◆ **Exercise requirements**: Copy every entry below word for word, leaving out the pictures.

◆ **The input**:
[start]
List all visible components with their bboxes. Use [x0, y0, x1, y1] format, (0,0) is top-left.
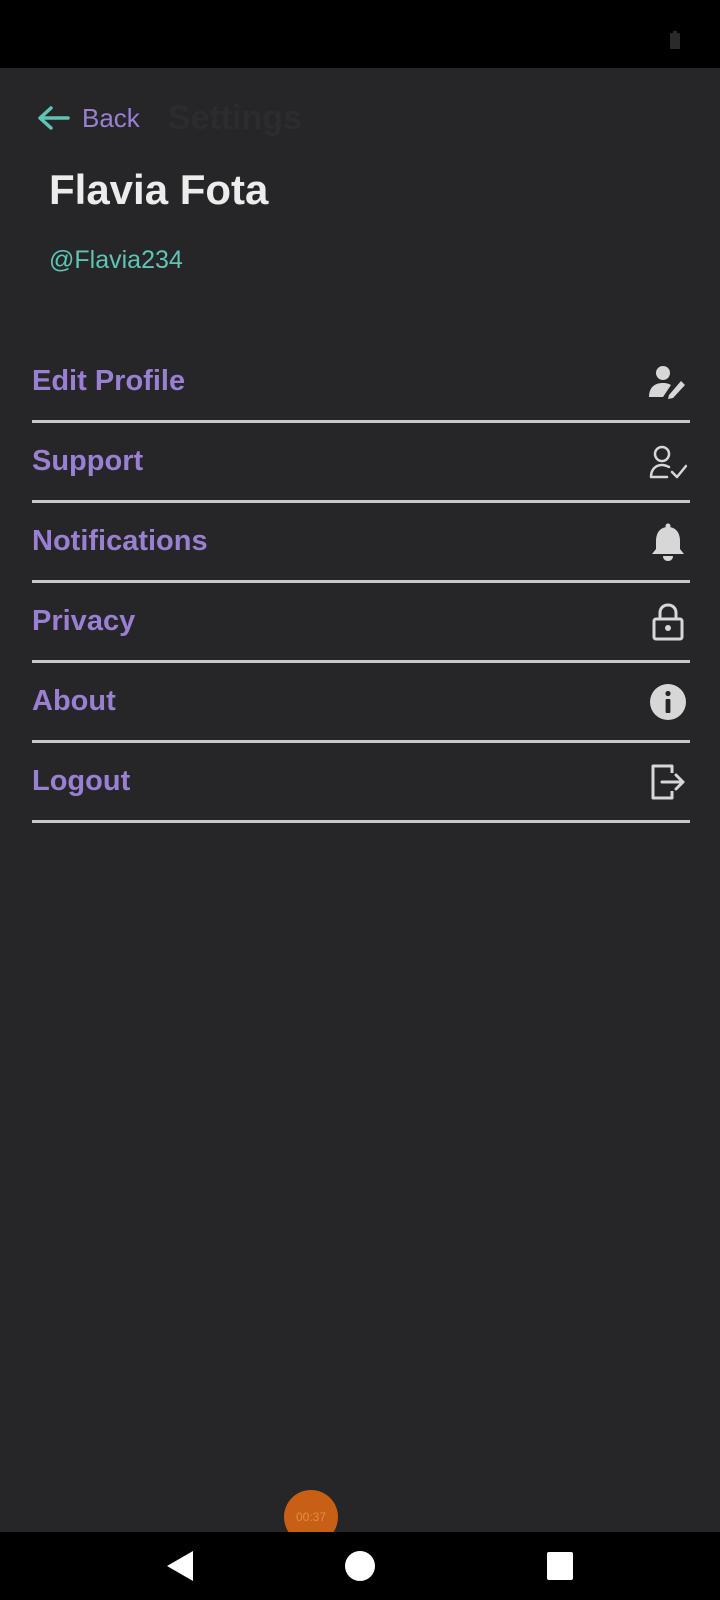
menu-item-label: Support — [32, 445, 144, 477]
menu-item-label: Logout — [32, 765, 131, 797]
settings-screen: Back Settings Flavia Fota @Flavia234 Edi… — [0, 0, 720, 1600]
menu-item-logout[interactable]: Logout — [32, 743, 690, 823]
logout-icon — [648, 762, 688, 802]
profile-name: Flavia Fota — [49, 166, 269, 213]
nav-back-button[interactable] — [140, 1532, 220, 1600]
status-bar — [0, 0, 720, 68]
system-nav-bar — [0, 1532, 720, 1600]
menu-item-edit-profile[interactable]: Edit Profile — [32, 343, 690, 423]
nav-home-button[interactable] — [320, 1532, 400, 1600]
menu-item-label: Privacy — [32, 605, 136, 637]
back-button[interactable]: Back — [82, 103, 140, 134]
user-check-icon — [648, 442, 688, 482]
header: Back Settings — [36, 96, 302, 140]
info-icon — [648, 682, 688, 722]
menu-item-about[interactable]: About — [32, 663, 690, 743]
page-title: Settings — [167, 98, 302, 137]
lock-icon — [648, 602, 688, 642]
menu-item-label: Notifications — [32, 525, 208, 557]
settings-menu: Edit Profile Support Notifications Priva… — [32, 343, 690, 823]
nav-home-icon — [345, 1551, 375, 1581]
edit-user-icon — [648, 362, 688, 402]
nav-recents-icon — [547, 1552, 573, 1580]
arrow-left-icon[interactable] — [36, 104, 70, 132]
nav-back-icon — [167, 1551, 193, 1581]
menu-item-support[interactable]: Support — [32, 423, 690, 503]
menu-item-label: Edit Profile — [32, 365, 186, 397]
profile-handle: @Flavia234 — [49, 246, 183, 274]
menu-item-privacy[interactable]: Privacy — [32, 583, 690, 663]
nav-recents-button[interactable] — [520, 1532, 600, 1600]
bell-icon — [648, 522, 688, 562]
menu-item-label: About — [32, 685, 116, 717]
menu-item-notifications[interactable]: Notifications — [32, 503, 690, 583]
battery-icon — [670, 31, 680, 49]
[end]
◆ **Complete answer**:
List all visible components with their bboxes. Use [x0, y0, x1, y1] format, (0,0) is top-left.
menu-item-label: Support — [32, 445, 144, 477]
menu-item-label: Logout — [32, 765, 131, 797]
settings-screen: Back Settings Flavia Fota @Flavia234 Edi… — [0, 0, 720, 1600]
menu-item-logout[interactable]: Logout — [32, 743, 690, 823]
logout-icon — [648, 762, 688, 802]
profile-name: Flavia Fota — [49, 166, 269, 213]
nav-back-button[interactable] — [140, 1532, 220, 1600]
status-bar — [0, 0, 720, 68]
system-nav-bar — [0, 1532, 720, 1600]
menu-item-edit-profile[interactable]: Edit Profile — [32, 343, 690, 423]
nav-home-button[interactable] — [320, 1532, 400, 1600]
menu-item-label: Privacy — [32, 605, 136, 637]
back-button[interactable]: Back — [82, 103, 140, 134]
user-check-icon — [648, 442, 688, 482]
header: Back Settings — [36, 96, 302, 140]
info-icon — [648, 682, 688, 722]
menu-item-about[interactable]: About — [32, 663, 690, 743]
page-title: Settings — [167, 98, 302, 137]
lock-icon — [648, 602, 688, 642]
menu-item-label: Notifications — [32, 525, 208, 557]
settings-menu: Edit Profile Support Notifications Priva… — [32, 343, 690, 823]
nav-home-icon — [345, 1551, 375, 1581]
edit-user-icon — [648, 362, 688, 402]
nav-recents-icon — [547, 1552, 573, 1580]
arrow-left-icon[interactable] — [36, 104, 70, 132]
nav-back-icon — [167, 1551, 193, 1581]
menu-item-support[interactable]: Support — [32, 423, 690, 503]
menu-item-label: Edit Profile — [32, 365, 186, 397]
profile-handle: @Flavia234 — [49, 246, 183, 274]
menu-item-privacy[interactable]: Privacy — [32, 583, 690, 663]
nav-recents-button[interactable] — [520, 1532, 600, 1600]
bell-icon — [648, 522, 688, 562]
menu-item-label: About — [32, 685, 116, 717]
menu-item-notifications[interactable]: Notifications — [32, 503, 690, 583]
battery-icon — [670, 31, 680, 49]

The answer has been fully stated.